### Material for this exercise:

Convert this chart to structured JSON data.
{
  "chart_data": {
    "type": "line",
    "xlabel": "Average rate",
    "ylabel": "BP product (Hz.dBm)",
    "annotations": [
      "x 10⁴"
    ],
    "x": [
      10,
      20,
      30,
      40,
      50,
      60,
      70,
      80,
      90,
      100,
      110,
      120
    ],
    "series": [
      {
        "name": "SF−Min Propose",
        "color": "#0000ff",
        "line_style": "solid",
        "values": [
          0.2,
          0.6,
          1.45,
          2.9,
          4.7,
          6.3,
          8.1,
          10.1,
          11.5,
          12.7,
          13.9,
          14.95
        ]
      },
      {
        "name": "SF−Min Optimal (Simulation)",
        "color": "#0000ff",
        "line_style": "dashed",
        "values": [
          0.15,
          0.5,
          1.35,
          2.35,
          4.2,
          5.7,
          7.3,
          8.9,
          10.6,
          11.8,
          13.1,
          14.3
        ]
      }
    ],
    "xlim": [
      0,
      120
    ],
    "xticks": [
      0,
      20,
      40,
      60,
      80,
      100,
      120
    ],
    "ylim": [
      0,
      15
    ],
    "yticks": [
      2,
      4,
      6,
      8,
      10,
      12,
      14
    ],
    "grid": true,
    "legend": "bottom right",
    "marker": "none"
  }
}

### Task:
Reproduce every line of the material above exactly.

### Reply:
Convert this chart to structured JSON data.
{
  "chart_data": {
    "type": "line",
    "xlabel": "Average rate",
    "ylabel": "BP product (Hz.dBm)",
    "annotations": [
      "x 10⁴"
    ],
    "x": [
      10,
      20,
      30,
      40,
      50,
      60,
      70,
      80,
      90,
      100,
      110,
      120
    ],
    "series": [
      {
        "name": "SF−Min Propose",
        "color": "#0000ff",
        "line_style": "solid",
        "values": [
          0.2,
          0.6,
          1.45,
          2.9,
          4.7,
          6.3,
          8.1,
          10.1,
          11.5,
          12.7,
          13.9,
          14.95
        ]
      },
      {
        "name": "SF−Min Optimal (Simulation)",
        "color": "#0000ff",
        "line_style": "dashed",
        "values": [
          0.15,
          0.5,
          1.35,
          2.35,
          4.2,
          5.7,
          7.3,
          8.9,
          10.6,
          11.8,
          13.1,
          14.3
        ]
      }
    ],
    "xlim": [
      0,
      120
    ],
    "xticks": [
      0,
      20,
      40,
      60,
      80,
      100,
      120
    ],
    "ylim": [
      0,
      15
    ],
    "yticks": [
      2,
      4,
      6,
      8,
      10,
      12,
      14
    ],
    "grid": true,
    "legend": "bottom right",
    "marker": "none"
  }
}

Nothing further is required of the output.